Data records:
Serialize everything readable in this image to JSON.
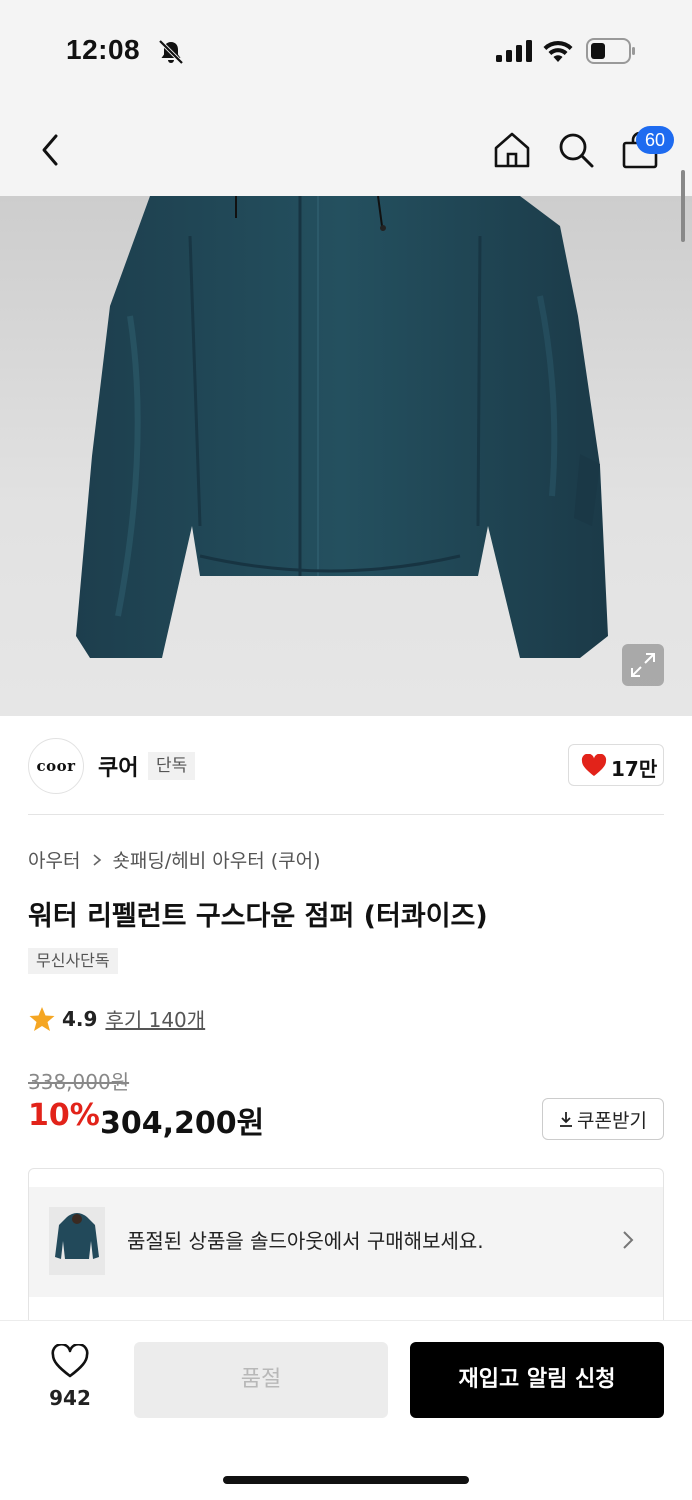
{
  "status_bar": {
    "time": "12:08"
  },
  "nav": {
    "cart_count": "60"
  },
  "brand": {
    "logo_text": "coor",
    "name": "쿠어",
    "tag": "단독",
    "like_count": "17만"
  },
  "breadcrumb": {
    "level1": "아우터",
    "level2": "숏패딩/헤비 아우터 (쿠어)"
  },
  "product": {
    "title": "워터 리펠런트 구스다운 점퍼 (터콰이즈)",
    "badge": "무신사단독",
    "rating": "4.9",
    "review_link": "후기 140개",
    "original_price": "338,000원",
    "discount_rate": "10%",
    "sale_price": "304,200원",
    "coupon_label": "쿠폰받기"
  },
  "soldout_banner": {
    "text": "품절된 상품을 솔드아웃에서 구매해보세요."
  },
  "bottom_bar": {
    "wish_count": "942",
    "soldout_label": "품절",
    "restock_label": "재입고 알림 신청"
  },
  "colors": {
    "accent_blue": "#1e6bf0",
    "discount_red": "#e2231a",
    "star": "#f5a623",
    "jacket": "#22495a"
  }
}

## Exercise requirements
In the copy, include no pictures; restate the listing above exactly.

## Reply
Serialize everything readable in this image to JSON.
{
  "status_bar": {
    "time": "12:08"
  },
  "nav": {
    "cart_count": "60"
  },
  "brand": {
    "logo_text": "coor",
    "name": "쿠어",
    "tag": "단독",
    "like_count": "17만"
  },
  "breadcrumb": {
    "level1": "아우터",
    "level2": "숏패딩/헤비 아우터 (쿠어)"
  },
  "product": {
    "title": "워터 리펠런트 구스다운 점퍼 (터콰이즈)",
    "badge": "무신사단독",
    "rating": "4.9",
    "review_link": "후기 140개",
    "original_price": "338,000원",
    "discount_rate": "10%",
    "sale_price": "304,200원",
    "coupon_label": "쿠폰받기"
  },
  "soldout_banner": {
    "text": "품절된 상품을 솔드아웃에서 구매해보세요."
  },
  "bottom_bar": {
    "wish_count": "942",
    "soldout_label": "품절",
    "restock_label": "재입고 알림 신청"
  },
  "colors": {
    "accent_blue": "#1e6bf0",
    "discount_red": "#e2231a",
    "star": "#f5a623",
    "jacket": "#22495a"
  }
}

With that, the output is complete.